* _Required task_:
In your copy, leave out the pictures; write out all the data exactly.

* _Figure collection entries_:
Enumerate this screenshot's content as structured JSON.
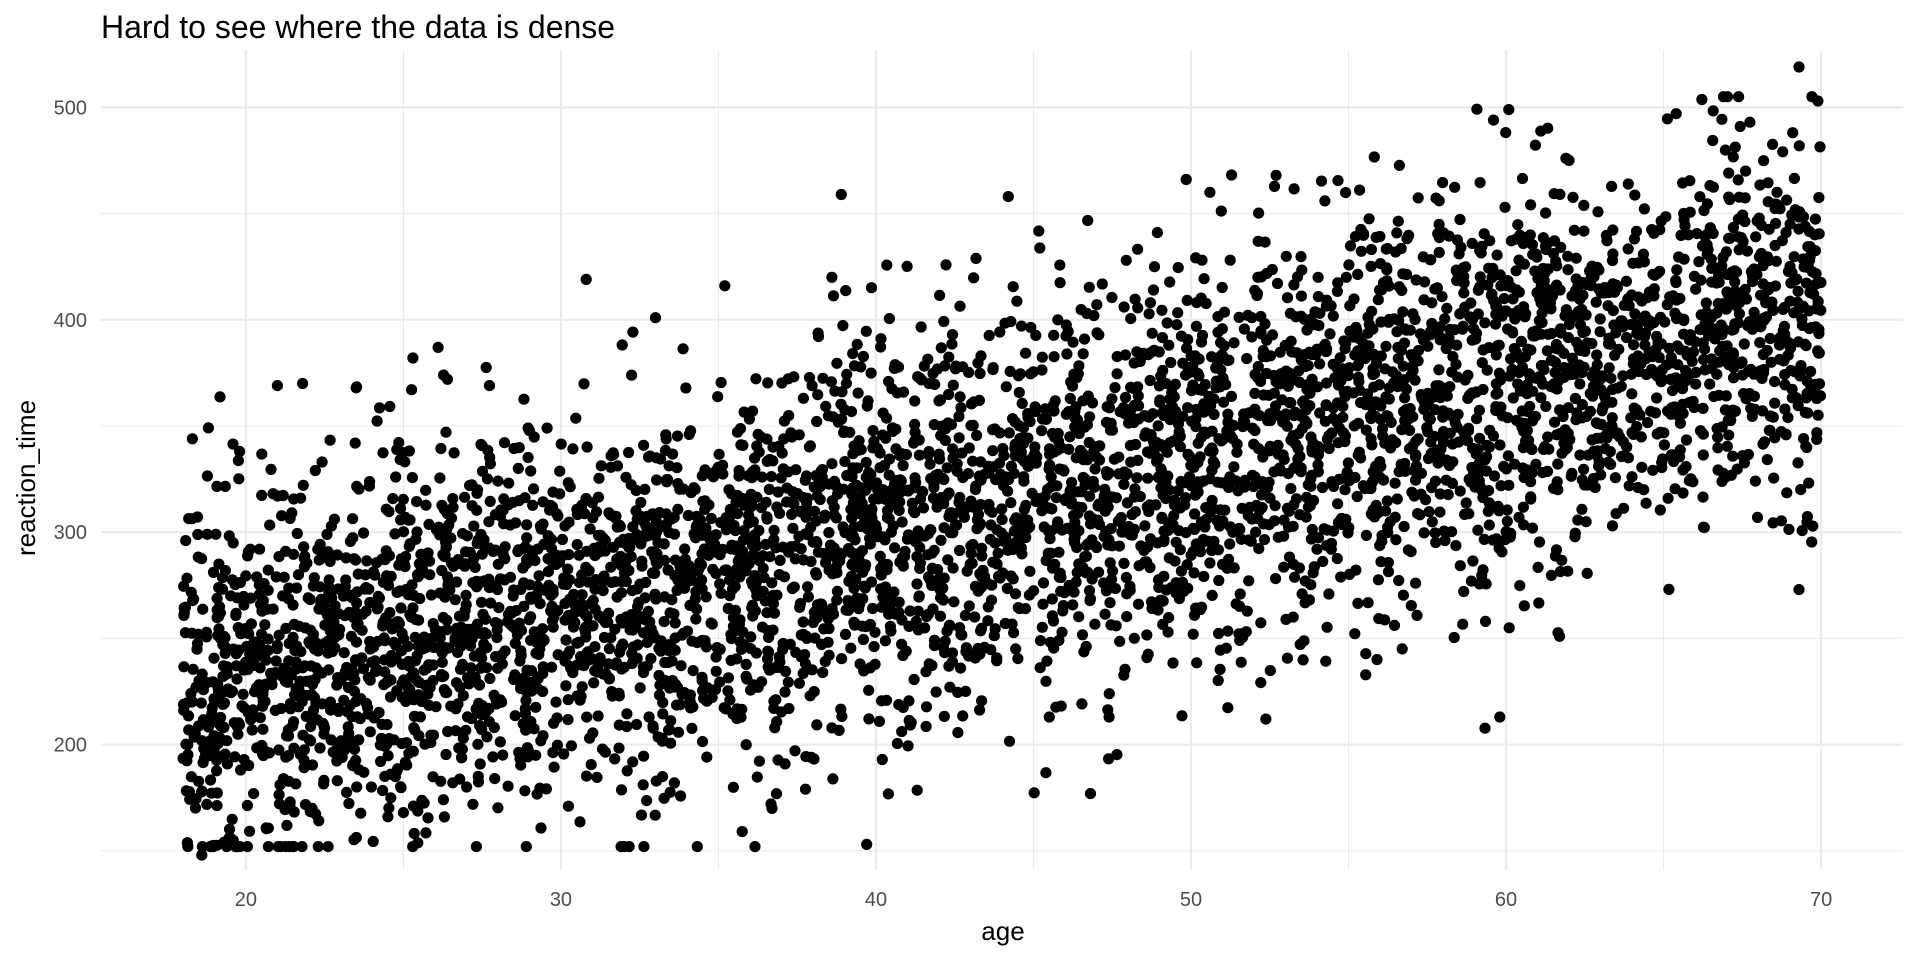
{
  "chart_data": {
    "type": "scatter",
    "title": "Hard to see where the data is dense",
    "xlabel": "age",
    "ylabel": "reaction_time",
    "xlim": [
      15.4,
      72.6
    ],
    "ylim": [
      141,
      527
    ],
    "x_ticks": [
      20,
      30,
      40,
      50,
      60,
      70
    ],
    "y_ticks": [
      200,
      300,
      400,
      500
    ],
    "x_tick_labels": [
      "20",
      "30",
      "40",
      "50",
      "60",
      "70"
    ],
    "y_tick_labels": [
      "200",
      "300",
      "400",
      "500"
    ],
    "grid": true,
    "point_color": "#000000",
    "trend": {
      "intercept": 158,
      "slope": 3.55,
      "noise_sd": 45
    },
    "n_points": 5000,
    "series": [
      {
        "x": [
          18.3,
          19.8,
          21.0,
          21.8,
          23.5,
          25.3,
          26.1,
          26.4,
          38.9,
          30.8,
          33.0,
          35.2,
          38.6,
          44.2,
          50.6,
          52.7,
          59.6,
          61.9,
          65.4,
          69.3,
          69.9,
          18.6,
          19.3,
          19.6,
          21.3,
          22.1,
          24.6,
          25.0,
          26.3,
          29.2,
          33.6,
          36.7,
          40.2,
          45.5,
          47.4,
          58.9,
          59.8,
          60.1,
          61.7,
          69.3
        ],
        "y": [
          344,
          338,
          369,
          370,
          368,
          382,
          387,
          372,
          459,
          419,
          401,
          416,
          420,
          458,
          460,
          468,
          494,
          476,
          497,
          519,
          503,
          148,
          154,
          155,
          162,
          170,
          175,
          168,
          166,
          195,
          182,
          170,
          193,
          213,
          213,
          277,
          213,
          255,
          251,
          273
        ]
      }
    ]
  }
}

* _Task answer_:
Enumerate this screenshot's content as structured JSON.
{
  "chart_data": {
    "type": "scatter",
    "title": "Hard to see where the data is dense",
    "xlabel": "age",
    "ylabel": "reaction_time",
    "xlim": [
      15.4,
      72.6
    ],
    "ylim": [
      141,
      527
    ],
    "x_ticks": [
      20,
      30,
      40,
      50,
      60,
      70
    ],
    "y_ticks": [
      200,
      300,
      400,
      500
    ],
    "x_tick_labels": [
      "20",
      "30",
      "40",
      "50",
      "60",
      "70"
    ],
    "y_tick_labels": [
      "200",
      "300",
      "400",
      "500"
    ],
    "grid": true,
    "point_color": "#000000",
    "trend": {
      "intercept": 158,
      "slope": 3.55,
      "noise_sd": 45
    },
    "n_points": 5000,
    "series": [
      {
        "x": [
          18.3,
          19.8,
          21.0,
          21.8,
          23.5,
          25.3,
          26.1,
          26.4,
          38.9,
          30.8,
          33.0,
          35.2,
          38.6,
          44.2,
          50.6,
          52.7,
          59.6,
          61.9,
          65.4,
          69.3,
          69.9,
          18.6,
          19.3,
          19.6,
          21.3,
          22.1,
          24.6,
          25.0,
          26.3,
          29.2,
          33.6,
          36.7,
          40.2,
          45.5,
          47.4,
          58.9,
          59.8,
          60.1,
          61.7,
          69.3
        ],
        "y": [
          344,
          338,
          369,
          370,
          368,
          382,
          387,
          372,
          459,
          419,
          401,
          416,
          420,
          458,
          460,
          468,
          494,
          476,
          497,
          519,
          503,
          148,
          154,
          155,
          162,
          170,
          175,
          168,
          166,
          195,
          182,
          170,
          193,
          213,
          213,
          277,
          213,
          255,
          251,
          273
        ]
      }
    ]
  }
}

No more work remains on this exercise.